Stated task =
Using the data below, repeat all of it precisely.

Material for this task =
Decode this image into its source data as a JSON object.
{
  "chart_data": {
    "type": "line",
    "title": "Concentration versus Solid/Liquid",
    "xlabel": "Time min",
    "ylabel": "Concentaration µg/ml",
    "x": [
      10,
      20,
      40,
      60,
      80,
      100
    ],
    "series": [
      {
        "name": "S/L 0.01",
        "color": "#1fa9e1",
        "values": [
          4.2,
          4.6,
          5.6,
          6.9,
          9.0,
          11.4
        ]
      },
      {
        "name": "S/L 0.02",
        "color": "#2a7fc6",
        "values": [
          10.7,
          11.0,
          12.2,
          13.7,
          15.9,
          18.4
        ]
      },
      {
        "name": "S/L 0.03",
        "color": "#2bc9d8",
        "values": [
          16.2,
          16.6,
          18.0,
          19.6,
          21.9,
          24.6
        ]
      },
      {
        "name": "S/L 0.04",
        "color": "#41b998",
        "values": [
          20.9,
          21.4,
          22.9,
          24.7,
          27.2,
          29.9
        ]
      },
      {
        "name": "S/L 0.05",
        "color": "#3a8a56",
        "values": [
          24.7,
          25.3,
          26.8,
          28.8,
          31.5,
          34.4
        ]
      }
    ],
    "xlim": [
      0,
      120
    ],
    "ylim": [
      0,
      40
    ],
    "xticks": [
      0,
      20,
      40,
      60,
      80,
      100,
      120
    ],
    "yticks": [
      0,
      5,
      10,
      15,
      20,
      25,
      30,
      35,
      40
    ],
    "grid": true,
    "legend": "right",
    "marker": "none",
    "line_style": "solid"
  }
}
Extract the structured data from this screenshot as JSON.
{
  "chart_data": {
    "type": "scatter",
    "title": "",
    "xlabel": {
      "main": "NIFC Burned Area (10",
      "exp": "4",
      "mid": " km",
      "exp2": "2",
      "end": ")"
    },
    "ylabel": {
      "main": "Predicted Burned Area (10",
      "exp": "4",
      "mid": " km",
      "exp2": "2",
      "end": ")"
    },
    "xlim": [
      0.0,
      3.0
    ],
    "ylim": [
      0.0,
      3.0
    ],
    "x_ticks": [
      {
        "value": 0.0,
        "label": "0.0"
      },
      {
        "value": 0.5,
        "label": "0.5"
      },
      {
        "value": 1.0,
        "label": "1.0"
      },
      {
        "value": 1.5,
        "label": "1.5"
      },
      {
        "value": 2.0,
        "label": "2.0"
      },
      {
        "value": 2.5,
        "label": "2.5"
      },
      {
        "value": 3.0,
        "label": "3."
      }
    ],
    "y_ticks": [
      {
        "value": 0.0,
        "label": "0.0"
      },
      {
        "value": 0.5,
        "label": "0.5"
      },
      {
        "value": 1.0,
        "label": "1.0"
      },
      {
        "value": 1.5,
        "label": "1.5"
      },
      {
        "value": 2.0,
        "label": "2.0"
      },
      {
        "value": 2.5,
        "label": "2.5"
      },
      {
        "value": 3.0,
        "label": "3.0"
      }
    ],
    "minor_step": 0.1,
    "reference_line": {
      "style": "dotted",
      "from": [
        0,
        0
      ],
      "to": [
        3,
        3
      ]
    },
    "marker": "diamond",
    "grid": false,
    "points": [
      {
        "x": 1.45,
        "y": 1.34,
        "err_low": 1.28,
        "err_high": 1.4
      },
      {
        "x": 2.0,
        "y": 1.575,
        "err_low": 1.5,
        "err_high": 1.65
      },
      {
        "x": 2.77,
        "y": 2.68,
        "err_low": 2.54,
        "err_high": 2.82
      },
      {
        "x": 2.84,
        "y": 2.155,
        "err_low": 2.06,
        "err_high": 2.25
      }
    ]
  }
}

Answer for the task =
Decode this image into its source data as a JSON object.
{
  "chart_data": {
    "type": "line",
    "title": "Concentration versus Solid/Liquid",
    "xlabel": "Time min",
    "ylabel": "Concentaration µg/ml",
    "x": [
      10,
      20,
      40,
      60,
      80,
      100
    ],
    "series": [
      {
        "name": "S/L 0.01",
        "color": "#1fa9e1",
        "values": [
          4.2,
          4.6,
          5.6,
          6.9,
          9.0,
          11.4
        ]
      },
      {
        "name": "S/L 0.02",
        "color": "#2a7fc6",
        "values": [
          10.7,
          11.0,
          12.2,
          13.7,
          15.9,
          18.4
        ]
      },
      {
        "name": "S/L 0.03",
        "color": "#2bc9d8",
        "values": [
          16.2,
          16.6,
          18.0,
          19.6,
          21.9,
          24.6
        ]
      },
      {
        "name": "S/L 0.04",
        "color": "#41b998",
        "values": [
          20.9,
          21.4,
          22.9,
          24.7,
          27.2,
          29.9
        ]
      },
      {
        "name": "S/L 0.05",
        "color": "#3a8a56",
        "values": [
          24.7,
          25.3,
          26.8,
          28.8,
          31.5,
          34.4
        ]
      }
    ],
    "xlim": [
      0,
      120
    ],
    "ylim": [
      0,
      40
    ],
    "xticks": [
      0,
      20,
      40,
      60,
      80,
      100,
      120
    ],
    "yticks": [
      0,
      5,
      10,
      15,
      20,
      25,
      30,
      35,
      40
    ],
    "grid": true,
    "legend": "right",
    "marker": "none",
    "line_style": "solid"
  }
}
Extract the structured data from this screenshot as JSON.
{
  "chart_data": {
    "type": "scatter",
    "title": "",
    "xlabel": {
      "main": "NIFC Burned Area (10",
      "exp": "4",
      "mid": " km",
      "exp2": "2",
      "end": ")"
    },
    "ylabel": {
      "main": "Predicted Burned Area (10",
      "exp": "4",
      "mid": " km",
      "exp2": "2",
      "end": ")"
    },
    "xlim": [
      0.0,
      3.0
    ],
    "ylim": [
      0.0,
      3.0
    ],
    "x_ticks": [
      {
        "value": 0.0,
        "label": "0.0"
      },
      {
        "value": 0.5,
        "label": "0.5"
      },
      {
        "value": 1.0,
        "label": "1.0"
      },
      {
        "value": 1.5,
        "label": "1.5"
      },
      {
        "value": 2.0,
        "label": "2.0"
      },
      {
        "value": 2.5,
        "label": "2.5"
      },
      {
        "value": 3.0,
        "label": "3."
      }
    ],
    "y_ticks": [
      {
        "value": 0.0,
        "label": "0.0"
      },
      {
        "value": 0.5,
        "label": "0.5"
      },
      {
        "value": 1.0,
        "label": "1.0"
      },
      {
        "value": 1.5,
        "label": "1.5"
      },
      {
        "value": 2.0,
        "label": "2.0"
      },
      {
        "value": 2.5,
        "label": "2.5"
      },
      {
        "value": 3.0,
        "label": "3.0"
      }
    ],
    "minor_step": 0.1,
    "reference_line": {
      "style": "dotted",
      "from": [
        0,
        0
      ],
      "to": [
        3,
        3
      ]
    },
    "marker": "diamond",
    "grid": false,
    "points": [
      {
        "x": 1.45,
        "y": 1.34,
        "err_low": 1.28,
        "err_high": 1.4
      },
      {
        "x": 2.0,
        "y": 1.575,
        "err_low": 1.5,
        "err_high": 1.65
      },
      {
        "x": 2.77,
        "y": 2.68,
        "err_low": 2.54,
        "err_high": 2.82
      },
      {
        "x": 2.84,
        "y": 2.155,
        "err_low": 2.06,
        "err_high": 2.25
      }
    ]
  }
}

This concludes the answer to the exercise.